## Job
Rewrite the listing below as a numbered list, running from the line with "Output each element" up to and including the line with "key-n[interactable]: N [421,954,474,1032]". Skip blank lines, and leave the pictures out of your answer.

BEGIN Entries

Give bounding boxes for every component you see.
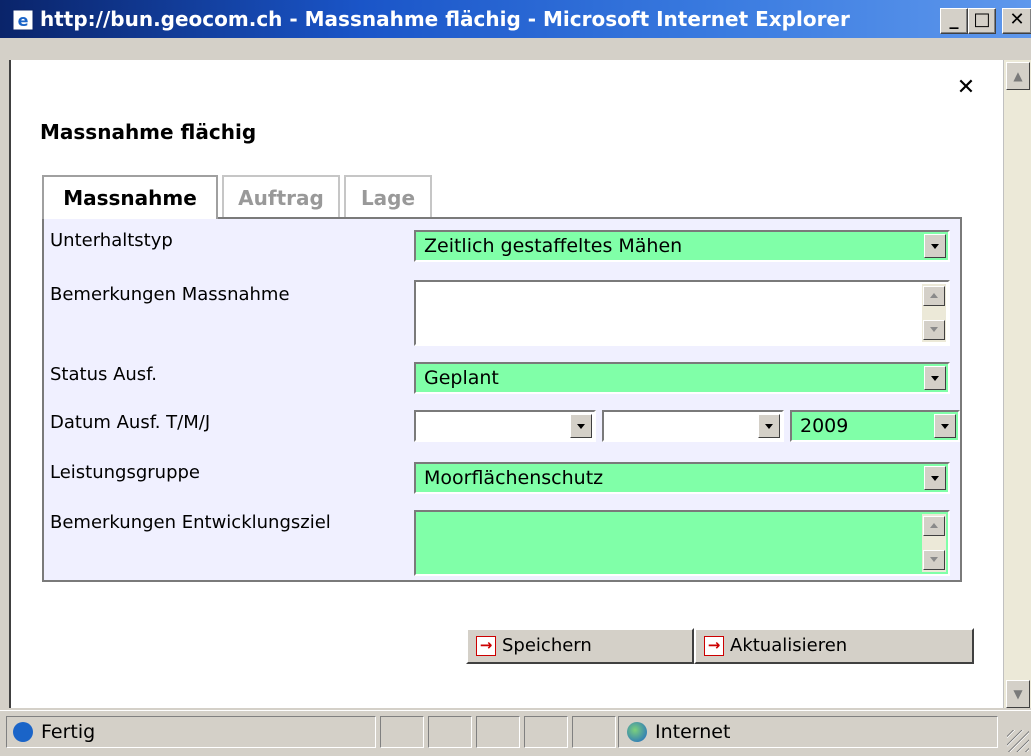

END Entries
BEGIN Entries

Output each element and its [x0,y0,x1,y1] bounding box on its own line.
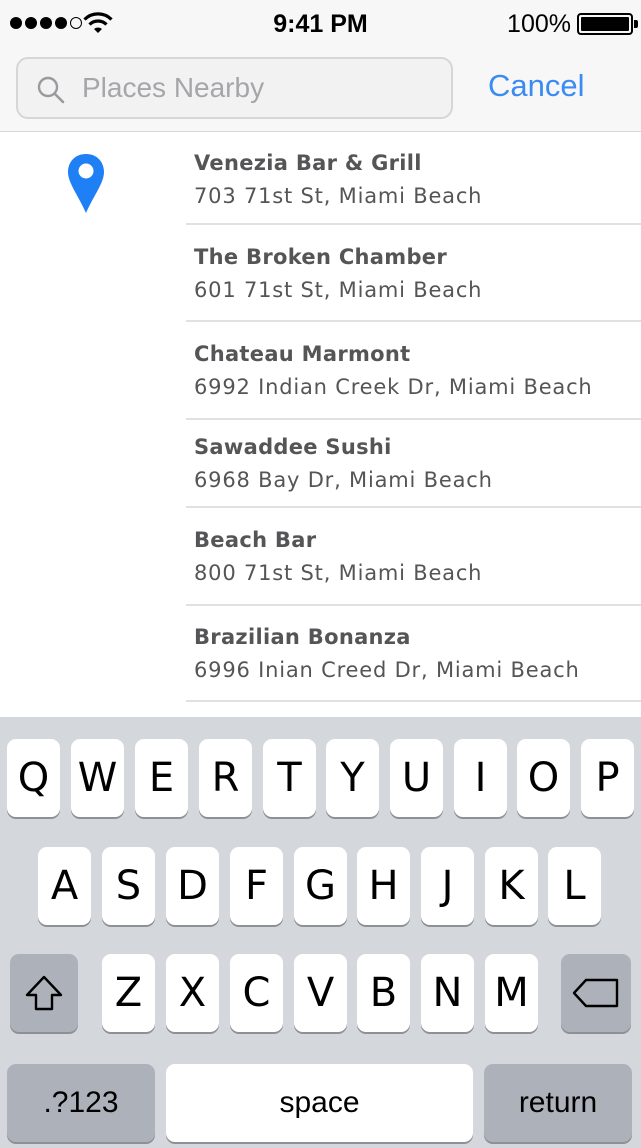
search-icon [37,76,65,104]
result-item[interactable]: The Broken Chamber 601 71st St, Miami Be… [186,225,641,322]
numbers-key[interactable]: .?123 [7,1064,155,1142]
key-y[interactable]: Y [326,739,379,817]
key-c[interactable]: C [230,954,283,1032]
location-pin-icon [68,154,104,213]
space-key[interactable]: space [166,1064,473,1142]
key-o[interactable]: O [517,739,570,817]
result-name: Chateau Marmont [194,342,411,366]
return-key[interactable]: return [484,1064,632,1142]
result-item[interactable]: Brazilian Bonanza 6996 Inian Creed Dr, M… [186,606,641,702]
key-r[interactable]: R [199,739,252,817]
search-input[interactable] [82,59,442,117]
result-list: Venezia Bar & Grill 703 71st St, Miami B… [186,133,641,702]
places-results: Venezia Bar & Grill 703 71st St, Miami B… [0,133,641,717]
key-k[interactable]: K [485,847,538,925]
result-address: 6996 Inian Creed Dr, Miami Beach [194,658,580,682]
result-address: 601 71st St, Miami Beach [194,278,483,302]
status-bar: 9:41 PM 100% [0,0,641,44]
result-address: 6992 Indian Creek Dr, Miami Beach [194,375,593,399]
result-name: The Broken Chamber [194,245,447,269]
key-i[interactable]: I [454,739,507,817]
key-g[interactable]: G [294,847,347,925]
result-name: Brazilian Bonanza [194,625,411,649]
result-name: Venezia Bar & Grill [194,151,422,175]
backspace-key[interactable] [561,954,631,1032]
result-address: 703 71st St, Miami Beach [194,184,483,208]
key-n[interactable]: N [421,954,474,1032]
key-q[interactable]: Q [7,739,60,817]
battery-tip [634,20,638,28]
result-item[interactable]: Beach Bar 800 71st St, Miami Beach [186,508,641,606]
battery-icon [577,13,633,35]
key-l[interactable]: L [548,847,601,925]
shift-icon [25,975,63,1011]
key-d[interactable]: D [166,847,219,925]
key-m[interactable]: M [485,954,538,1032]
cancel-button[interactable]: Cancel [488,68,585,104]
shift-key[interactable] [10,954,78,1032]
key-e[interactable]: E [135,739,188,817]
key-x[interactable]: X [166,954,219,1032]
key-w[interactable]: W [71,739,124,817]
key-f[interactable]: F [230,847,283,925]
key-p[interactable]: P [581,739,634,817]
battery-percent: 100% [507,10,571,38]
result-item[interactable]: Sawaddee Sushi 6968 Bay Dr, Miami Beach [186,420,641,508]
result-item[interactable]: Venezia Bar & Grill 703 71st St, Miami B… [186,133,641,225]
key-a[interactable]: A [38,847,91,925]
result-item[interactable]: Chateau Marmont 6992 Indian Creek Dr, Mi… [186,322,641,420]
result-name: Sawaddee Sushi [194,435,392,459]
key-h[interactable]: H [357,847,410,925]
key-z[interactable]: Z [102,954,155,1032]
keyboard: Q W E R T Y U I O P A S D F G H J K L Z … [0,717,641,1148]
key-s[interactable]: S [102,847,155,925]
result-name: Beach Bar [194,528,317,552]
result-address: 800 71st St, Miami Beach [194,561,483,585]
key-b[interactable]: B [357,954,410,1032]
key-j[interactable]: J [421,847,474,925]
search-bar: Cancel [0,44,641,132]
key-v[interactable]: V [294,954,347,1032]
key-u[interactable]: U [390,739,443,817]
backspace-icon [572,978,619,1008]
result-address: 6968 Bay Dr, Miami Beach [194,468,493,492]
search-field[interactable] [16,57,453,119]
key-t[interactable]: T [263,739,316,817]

END Entries
BEGIN Entries

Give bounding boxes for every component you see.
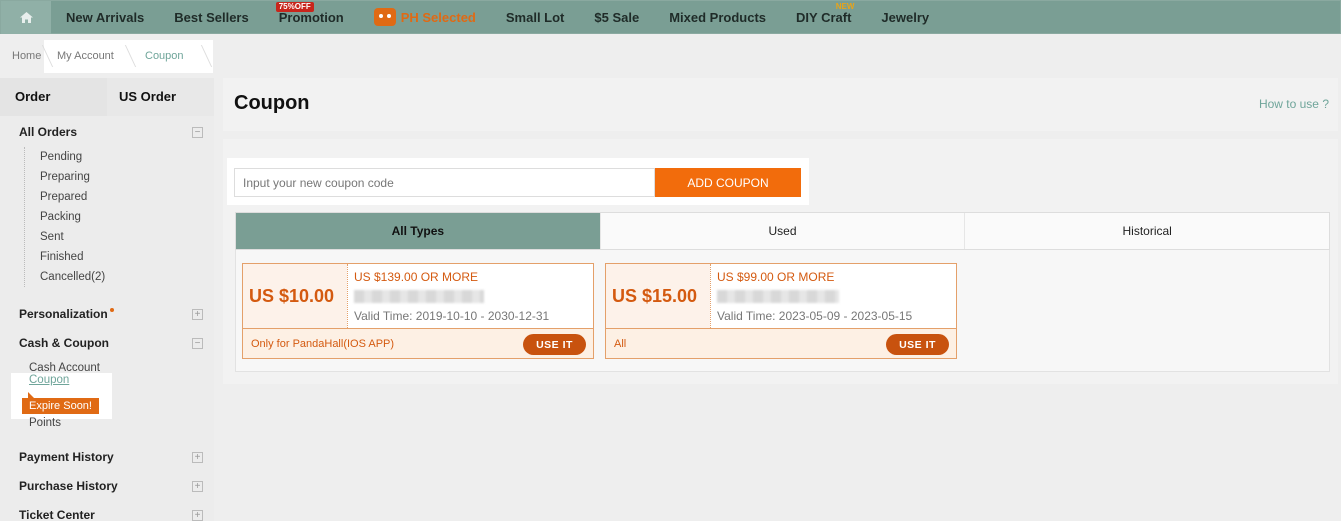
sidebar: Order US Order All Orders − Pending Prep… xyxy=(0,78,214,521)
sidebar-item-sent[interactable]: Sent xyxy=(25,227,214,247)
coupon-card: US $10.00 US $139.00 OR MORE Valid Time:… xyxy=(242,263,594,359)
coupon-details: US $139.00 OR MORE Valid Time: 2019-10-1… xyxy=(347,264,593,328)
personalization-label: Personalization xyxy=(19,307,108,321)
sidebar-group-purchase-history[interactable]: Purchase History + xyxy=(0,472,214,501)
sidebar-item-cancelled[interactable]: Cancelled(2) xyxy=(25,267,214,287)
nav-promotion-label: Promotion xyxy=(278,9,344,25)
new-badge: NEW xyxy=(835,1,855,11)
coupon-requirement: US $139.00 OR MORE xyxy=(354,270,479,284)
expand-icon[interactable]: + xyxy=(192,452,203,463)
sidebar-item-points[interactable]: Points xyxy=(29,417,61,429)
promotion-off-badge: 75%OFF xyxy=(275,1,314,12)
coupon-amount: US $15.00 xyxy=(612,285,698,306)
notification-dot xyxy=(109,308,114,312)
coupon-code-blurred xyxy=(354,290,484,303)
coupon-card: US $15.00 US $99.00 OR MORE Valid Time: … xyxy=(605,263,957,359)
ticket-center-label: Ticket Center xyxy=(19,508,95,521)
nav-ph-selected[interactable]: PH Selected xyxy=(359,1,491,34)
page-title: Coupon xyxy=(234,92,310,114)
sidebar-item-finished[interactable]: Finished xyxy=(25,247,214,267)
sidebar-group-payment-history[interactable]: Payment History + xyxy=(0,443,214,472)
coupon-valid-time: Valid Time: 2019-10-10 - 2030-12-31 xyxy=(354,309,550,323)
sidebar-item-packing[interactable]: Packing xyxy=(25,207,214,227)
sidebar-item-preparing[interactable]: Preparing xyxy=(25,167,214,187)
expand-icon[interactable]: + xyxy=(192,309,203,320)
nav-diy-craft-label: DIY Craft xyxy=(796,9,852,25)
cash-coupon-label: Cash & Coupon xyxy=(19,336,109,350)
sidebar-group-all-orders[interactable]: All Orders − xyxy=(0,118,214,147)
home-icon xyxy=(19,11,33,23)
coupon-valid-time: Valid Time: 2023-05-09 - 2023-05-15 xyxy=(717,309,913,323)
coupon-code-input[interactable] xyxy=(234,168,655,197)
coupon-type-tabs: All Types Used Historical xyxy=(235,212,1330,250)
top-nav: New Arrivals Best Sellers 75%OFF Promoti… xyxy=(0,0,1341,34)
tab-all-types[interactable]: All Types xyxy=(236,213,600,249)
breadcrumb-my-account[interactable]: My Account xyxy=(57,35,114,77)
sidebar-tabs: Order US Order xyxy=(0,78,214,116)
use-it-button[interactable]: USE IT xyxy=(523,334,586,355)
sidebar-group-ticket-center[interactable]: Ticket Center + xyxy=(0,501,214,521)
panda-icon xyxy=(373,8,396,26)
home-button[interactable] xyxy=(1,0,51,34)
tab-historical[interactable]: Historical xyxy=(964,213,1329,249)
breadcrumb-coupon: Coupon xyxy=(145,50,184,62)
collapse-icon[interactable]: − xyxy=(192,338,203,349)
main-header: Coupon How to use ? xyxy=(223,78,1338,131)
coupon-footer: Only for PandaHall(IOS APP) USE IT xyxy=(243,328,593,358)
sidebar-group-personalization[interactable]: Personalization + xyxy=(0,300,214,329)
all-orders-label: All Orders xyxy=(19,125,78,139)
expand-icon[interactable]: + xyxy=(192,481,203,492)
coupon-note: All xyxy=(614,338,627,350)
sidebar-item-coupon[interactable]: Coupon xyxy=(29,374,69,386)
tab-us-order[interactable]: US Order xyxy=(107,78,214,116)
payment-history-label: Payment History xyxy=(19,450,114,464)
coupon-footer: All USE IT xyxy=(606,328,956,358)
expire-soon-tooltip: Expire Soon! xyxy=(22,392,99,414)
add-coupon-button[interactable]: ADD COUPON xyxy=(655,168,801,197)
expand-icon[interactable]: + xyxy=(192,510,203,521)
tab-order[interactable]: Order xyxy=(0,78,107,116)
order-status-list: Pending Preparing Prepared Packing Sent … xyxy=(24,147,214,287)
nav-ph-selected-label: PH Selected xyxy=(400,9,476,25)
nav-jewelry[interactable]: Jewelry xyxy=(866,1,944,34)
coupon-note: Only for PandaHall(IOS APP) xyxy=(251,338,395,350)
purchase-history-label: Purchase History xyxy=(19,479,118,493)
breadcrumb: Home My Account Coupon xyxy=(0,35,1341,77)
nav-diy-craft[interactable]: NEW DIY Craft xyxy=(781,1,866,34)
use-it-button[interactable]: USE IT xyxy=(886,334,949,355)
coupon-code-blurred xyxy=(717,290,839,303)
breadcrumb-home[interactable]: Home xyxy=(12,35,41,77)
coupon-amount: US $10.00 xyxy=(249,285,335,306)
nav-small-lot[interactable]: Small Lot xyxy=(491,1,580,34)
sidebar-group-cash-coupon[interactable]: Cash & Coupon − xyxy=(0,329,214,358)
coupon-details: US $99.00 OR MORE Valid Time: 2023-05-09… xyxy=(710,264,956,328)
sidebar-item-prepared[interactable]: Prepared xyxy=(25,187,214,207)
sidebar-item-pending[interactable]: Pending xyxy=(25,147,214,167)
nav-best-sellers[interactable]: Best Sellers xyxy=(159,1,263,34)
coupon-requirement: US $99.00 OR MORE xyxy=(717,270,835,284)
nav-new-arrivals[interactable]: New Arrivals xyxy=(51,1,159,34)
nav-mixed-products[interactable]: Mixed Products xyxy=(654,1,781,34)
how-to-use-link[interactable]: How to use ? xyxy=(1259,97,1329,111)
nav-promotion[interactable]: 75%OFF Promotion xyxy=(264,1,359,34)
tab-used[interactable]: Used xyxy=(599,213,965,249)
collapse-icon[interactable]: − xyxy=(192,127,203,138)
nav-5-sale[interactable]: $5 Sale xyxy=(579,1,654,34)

END Entries

## Answer to the exercise
1. Output each element and its [x0,y0,x1,y1] bounding box on its own line.
2. search-icon [37,76,65,104]
3. result-item[interactable]: The Broken Chamber 601 71st St, Miami Be… [186,225,641,322]
4. numbers-key[interactable]: .?123 [7,1064,155,1142]
5. key-y[interactable]: Y [326,739,379,817]
6. key-c[interactable]: C [230,954,283,1032]
7. location-pin-icon [68,154,104,213]
8. space-key[interactable]: space [166,1064,473,1142]
9. key-o[interactable]: O [517,739,570,817]
10. result-name: Chateau Marmont [194,342,411,366]
11. return-key[interactable]: return [484,1064,632,1142]
12. result-item[interactable]: Brazilian Bonanza 6996 Inian Creed Dr, M… [186,606,641,702]
13. key-r[interactable]: R [199,739,252,817]
14. search-input[interactable] [82,59,442,117]
15. result-list: Venezia Bar & Grill 703 71st St, Miami B… [186,133,641,702]
16. places-results: Venezia Bar & Grill 703 71st St, Miami B… [0,133,641,717]
17. key-k[interactable]: K [485,847,538,925]
18. result-address: 6996 Inian Creed Dr, Miami Beach [194,658,580,682]
19. result-address: 601 71st St, Miami Beach [194,278,483,302]
20. status-bar: 9:41 PM 100% [0,0,641,44]
21. result-address: 6992 Indian Creek Dr, Miami Beach [194,375,593,399]
22. result-name: The Broken Chamber [194,245,447,269]
23. key-i[interactable]: I [454,739,507,817]
24. key-g[interactable]: G [294,847,347,925]
25. result-name: Brazilian Bonanza [194,625,411,649]
26. result-name: Venezia Bar & Grill [194,151,422,175]
27. backspace-key[interactable] [561,954,631,1032]
28. result-address: 703 71st St, Miami Beach [194,184,483,208]
29. key-n[interactable]: N [421,954,474,1032]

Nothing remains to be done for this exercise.